STATED EXERCISE | Copy out the listing that follows, exact in every word, and skip the images.

[Recorded data]
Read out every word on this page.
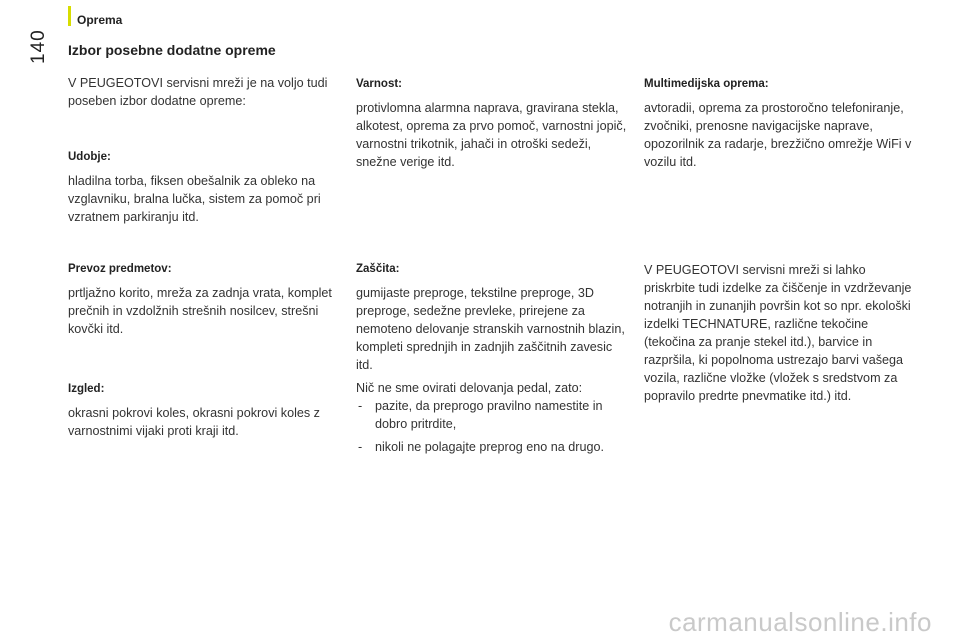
Oprema
140 Izbor posebne dodatne opreme

V PEUGEOTOVI servisni mreži je na voljo tudi poseben izbor dodatne opreme:

Udobje:

hladilna torba, fiksen obešalnik za obleko na vzglavniku, bralna lučka, sistem za pomoč pri vzratnem parkiranju itd.

Prevoz predmetov:

prtljažno korito, mreža za zadnja vrata, komplet prečnih in vzdolžnih strešnih nosilcev, strešni kovčki itd.

Izgled:

okrasni pokrovi koles, okrasni pokrovi koles z varnostnimi vijaki proti kraji itd.

Varnost:

protivlomna alarmna naprava, gravirana stekla, alkotest, oprema za prvo pomoč, varnostni jopič, varnostni trikotnik, jahači in otroški sedeži, snežne verige itd.

Zaščita:

gumijaste preproge, tekstilne preproge, 3D preproge, sedežne prevleke, prirejene za nemoteno delovanje stranskih varnostnih blazin, kompleti sprednjih in zadnjih zaščitnih zavesic itd.

Nič ne sme ovirati delovanja pedal, zato:

- pazite, da preprogo pravilno namestite in dobro pritrdite,
- nikoli ne polagajte preprog eno na drugo.
Multimedijska oprema:

avtoradii, oprema za prostoročno telefoniranje, zvočniki, prenosne navigacijske naprave, opozorilnik za radarje, brezžično omrežje WiFi v vozilu itd.

V PEUGEOTOVI servisni mreži si lahko priskrbite tudi izdelke za čiščenje in vzdrževanje notranjih in zunanjih površin kot so npr. ekološki izdelki TECHNATURE, različne tekočine (tekočina za pranje stekel itd.), barvice in razpršila, ki popolnoma ustrezajo barvi vašega vozila, različne vložke (vložek s sredstvom za popravilo predrte pnevmatike itd.) itd.

carmanualsonline.info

EXPECTED ANSWER |
Read out every word on this page.
Oprema
140 Izbor posebne dodatne opreme

V PEUGEOTOVI servisni mreži je na voljo tudi poseben izbor dodatne opreme:

Udobje:

hladilna torba, fiksen obešalnik za obleko na vzglavniku, bralna lučka, sistem za pomoč pri vzratnem parkiranju itd.

Prevoz predmetov:

prtljažno korito, mreža za zadnja vrata, komplet prečnih in vzdolžnih strešnih nosilcev, strešni kovčki itd.

Izgled:

okrasni pokrovi koles, okrasni pokrovi koles z varnostnimi vijaki proti kraji itd.

Varnost:

protivlomna alarmna naprava, gravirana stekla, alkotest, oprema za prvo pomoč, varnostni jopič, varnostni trikotnik, jahači in otroški sedeži, snežne verige itd.

Zaščita:

gumijaste preproge, tekstilne preproge, 3D preproge, sedežne prevleke, prirejene za nemoteno delovanje stranskih varnostnih blazin, kompleti sprednjih in zadnjih zaščitnih zavesic itd.

Nič ne sme ovirati delovanja pedal, zato:

- pazite, da preprogo pravilno namestite in dobro pritrdite,
- nikoli ne polagajte preprog eno na drugo.
Multimedijska oprema:

avtoradii, oprema za prostoročno telefoniranje, zvočniki, prenosne navigacijske naprave, opozorilnik za radarje, brezžično omrežje WiFi v vozilu itd.

V PEUGEOTOVI servisni mreži si lahko priskrbite tudi izdelke za čiščenje in vzdrževanje notranjih in zunanjih površin kot so npr. ekološki izdelki TECHNATURE, različne tekočine (tekočina za pranje stekel itd.), barvice in razpršila, ki popolnoma ustrezajo barvi vašega vozila, različne vložke (vložek s sredstvom za popravilo predrte pnevmatike itd.) itd.

carmanualsonline.info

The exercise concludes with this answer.